• _TO DO_: List all the lines in these records that hold "синхронизации".
===== INPUT RECORDS =====
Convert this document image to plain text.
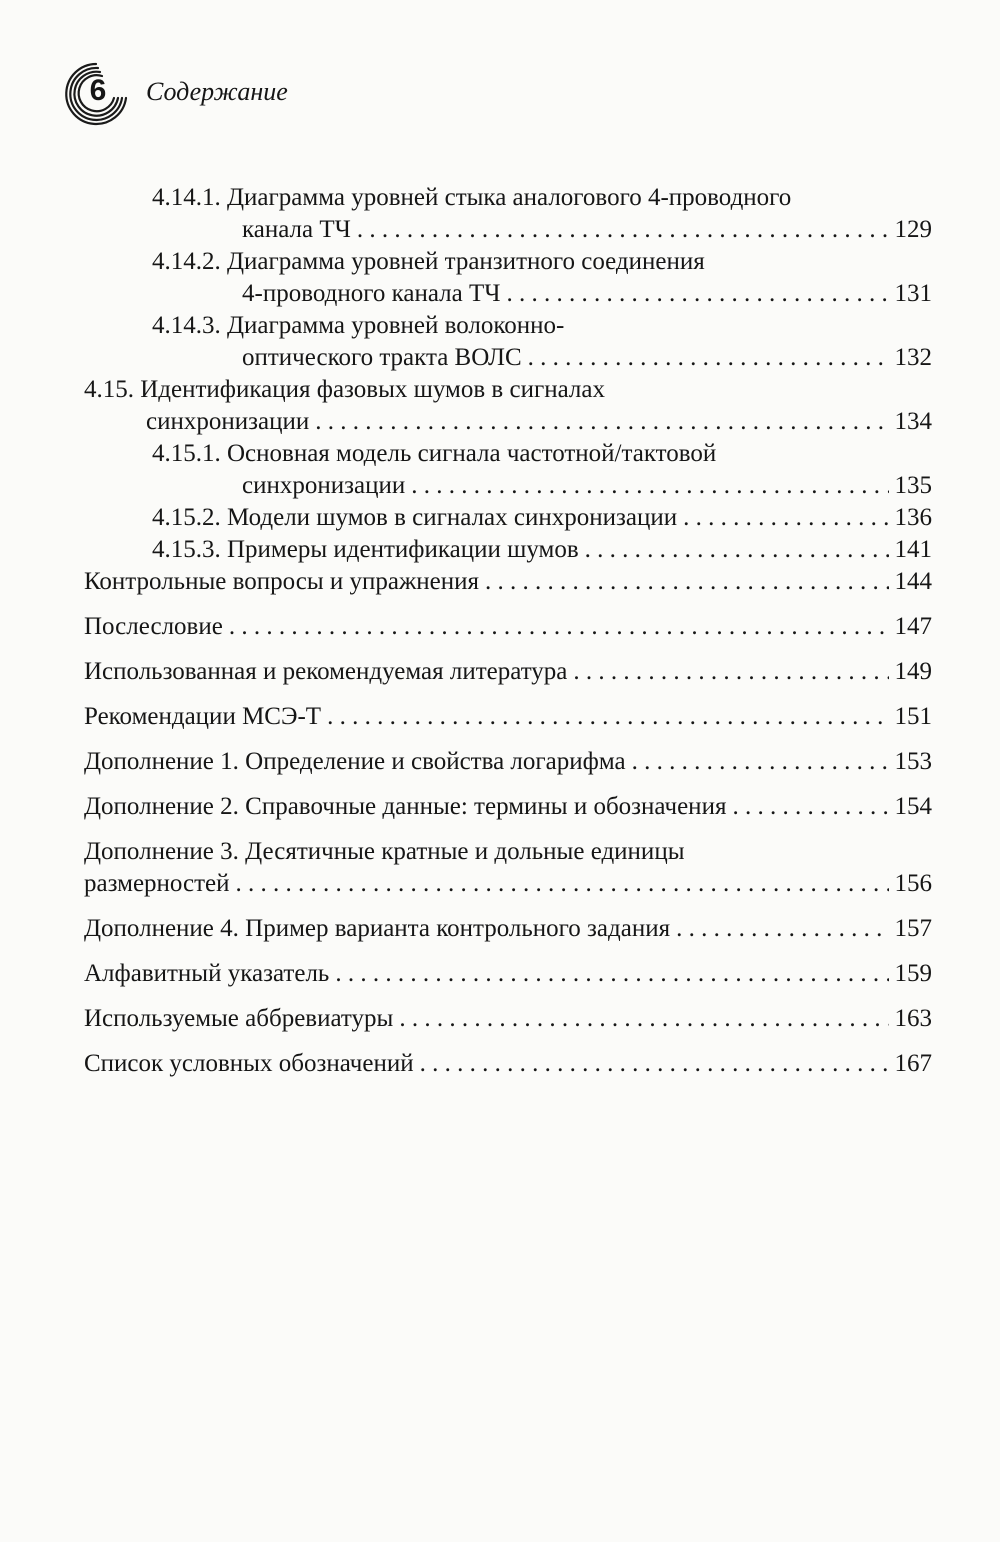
6	Содержание
4.14.1. Диаграмма уровней стыка аналогового 4-проводного
канала ТЧ . . .	129
4.14.2. Диаграмма уровней транзитного соединения
4-проводного канала ТЧ . . .	131
4.14.3. Диаграмма уровней волоконно-
оптического тракта ВОЛС . . .	132
4.15. Идентификация фазовых шумов в сигналах
синхронизации . . .	134
4.15.1. Основная модель сигнала частотной/тактовой
синхронизации . . .	135
4.15.2. Модели шумов в сигналах синхронизации . . .	136
4.15.3. Примеры идентификации шумов . . .	141
Контрольные вопросы и упражнения . . .	144
Послесловие . . .	147
Использованная и рекомендуемая литература . . .	149
Рекомендации МСЭ-Т . . .	151
Дополнение 1. Определение и свойства логарифма . . .	153
Дополнение 2. Справочные данные: термины и обозначения . . .	154
Дополнение 3. Десятичные кратные и дольные единицы
размерностей . . .	156
Дополнение 4. Пример варианта контрольного задания . . .	157
Алфавитный указатель . . .	159
Используемые аббревиатуры . . .	163
Список условных обозначений . . .	167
=====
• _TASK ANSWER_:
синхронизации . . .	134
синхронизации . . .	135
4.15.2. Модели шумов в сигналах синхронизации . . .	136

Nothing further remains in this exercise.